▸ Set problem
Set down every record once more, exactly as given.

▸ Data lines
•••••

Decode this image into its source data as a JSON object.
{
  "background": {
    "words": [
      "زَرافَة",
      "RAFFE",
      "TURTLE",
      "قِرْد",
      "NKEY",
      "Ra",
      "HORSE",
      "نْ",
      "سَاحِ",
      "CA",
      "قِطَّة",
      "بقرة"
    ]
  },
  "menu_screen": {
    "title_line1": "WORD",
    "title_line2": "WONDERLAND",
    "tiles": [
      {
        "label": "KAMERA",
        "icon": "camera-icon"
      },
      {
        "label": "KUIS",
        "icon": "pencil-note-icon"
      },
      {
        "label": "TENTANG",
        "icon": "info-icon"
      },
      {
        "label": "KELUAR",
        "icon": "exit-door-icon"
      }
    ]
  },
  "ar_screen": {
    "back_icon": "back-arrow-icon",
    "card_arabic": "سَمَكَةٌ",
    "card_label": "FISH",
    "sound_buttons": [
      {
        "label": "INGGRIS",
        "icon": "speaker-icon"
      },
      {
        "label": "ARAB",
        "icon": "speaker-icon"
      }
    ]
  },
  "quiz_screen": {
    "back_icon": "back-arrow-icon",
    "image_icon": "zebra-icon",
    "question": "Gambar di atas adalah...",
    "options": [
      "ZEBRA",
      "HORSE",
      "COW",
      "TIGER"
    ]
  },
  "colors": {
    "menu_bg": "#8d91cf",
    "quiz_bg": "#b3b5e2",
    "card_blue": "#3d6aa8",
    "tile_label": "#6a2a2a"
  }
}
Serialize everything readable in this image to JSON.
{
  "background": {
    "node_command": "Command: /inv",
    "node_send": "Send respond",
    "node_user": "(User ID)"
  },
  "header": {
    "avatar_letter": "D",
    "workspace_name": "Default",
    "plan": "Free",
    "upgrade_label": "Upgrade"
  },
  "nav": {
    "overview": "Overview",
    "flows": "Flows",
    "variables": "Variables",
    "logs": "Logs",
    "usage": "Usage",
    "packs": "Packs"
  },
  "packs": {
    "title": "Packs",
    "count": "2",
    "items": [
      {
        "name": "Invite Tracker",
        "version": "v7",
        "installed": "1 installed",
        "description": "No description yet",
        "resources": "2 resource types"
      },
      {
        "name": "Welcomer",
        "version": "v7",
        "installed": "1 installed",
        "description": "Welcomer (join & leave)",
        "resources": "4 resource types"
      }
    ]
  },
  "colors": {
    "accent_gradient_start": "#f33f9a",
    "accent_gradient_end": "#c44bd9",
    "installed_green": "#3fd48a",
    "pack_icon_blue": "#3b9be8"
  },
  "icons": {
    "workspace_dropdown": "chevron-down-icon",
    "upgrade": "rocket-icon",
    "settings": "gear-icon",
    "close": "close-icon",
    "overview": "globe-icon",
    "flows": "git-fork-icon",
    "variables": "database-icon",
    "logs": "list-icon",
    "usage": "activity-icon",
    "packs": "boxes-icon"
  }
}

•••••

▸ Result
Decode this image into its source data as a JSON object.
{
  "background": {
    "words": [
      "زَرافَة",
      "RAFFE",
      "TURTLE",
      "قِرْد",
      "NKEY",
      "Ra",
      "HORSE",
      "نْ",
      "سَاحِ",
      "CA",
      "قِطَّة",
      "بقرة"
    ]
  },
  "menu_screen": {
    "title_line1": "WORD",
    "title_line2": "WONDERLAND",
    "tiles": [
      {
        "label": "KAMERA",
        "icon": "camera-icon"
      },
      {
        "label": "KUIS",
        "icon": "pencil-note-icon"
      },
      {
        "label": "TENTANG",
        "icon": "info-icon"
      },
      {
        "label": "KELUAR",
        "icon": "exit-door-icon"
      }
    ]
  },
  "ar_screen": {
    "back_icon": "back-arrow-icon",
    "card_arabic": "سَمَكَةٌ",
    "card_label": "FISH",
    "sound_buttons": [
      {
        "label": "INGGRIS",
        "icon": "speaker-icon"
      },
      {
        "label": "ARAB",
        "icon": "speaker-icon"
      }
    ]
  },
  "quiz_screen": {
    "back_icon": "back-arrow-icon",
    "image_icon": "zebra-icon",
    "question": "Gambar di atas adalah...",
    "options": [
      "ZEBRA",
      "HORSE",
      "COW",
      "TIGER"
    ]
  },
  "colors": {
    "menu_bg": "#8d91cf",
    "quiz_bg": "#b3b5e2",
    "card_blue": "#3d6aa8",
    "tile_label": "#6a2a2a"
  }
}
Serialize everything readable in this image to JSON.
{
  "background": {
    "node_command": "Command: /inv",
    "node_send": "Send respond",
    "node_user": "(User ID)"
  },
  "header": {
    "avatar_letter": "D",
    "workspace_name": "Default",
    "plan": "Free",
    "upgrade_label": "Upgrade"
  },
  "nav": {
    "overview": "Overview",
    "flows": "Flows",
    "variables": "Variables",
    "logs": "Logs",
    "usage": "Usage",
    "packs": "Packs"
  },
  "packs": {
    "title": "Packs",
    "count": "2",
    "items": [
      {
        "name": "Invite Tracker",
        "version": "v7",
        "installed": "1 installed",
        "description": "No description yet",
        "resources": "2 resource types"
      },
      {
        "name": "Welcomer",
        "version": "v7",
        "installed": "1 installed",
        "description": "Welcomer (join & leave)",
        "resources": "4 resource types"
      }
    ]
  },
  "colors": {
    "accent_gradient_start": "#f33f9a",
    "accent_gradient_end": "#c44bd9",
    "installed_green": "#3fd48a",
    "pack_icon_blue": "#3b9be8"
  },
  "icons": {
    "workspace_dropdown": "chevron-down-icon",
    "upgrade": "rocket-icon",
    "settings": "gear-icon",
    "close": "close-icon",
    "overview": "globe-icon",
    "flows": "git-fork-icon",
    "variables": "database-icon",
    "logs": "list-icon",
    "usage": "activity-icon",
    "packs": "boxes-icon"
  }
}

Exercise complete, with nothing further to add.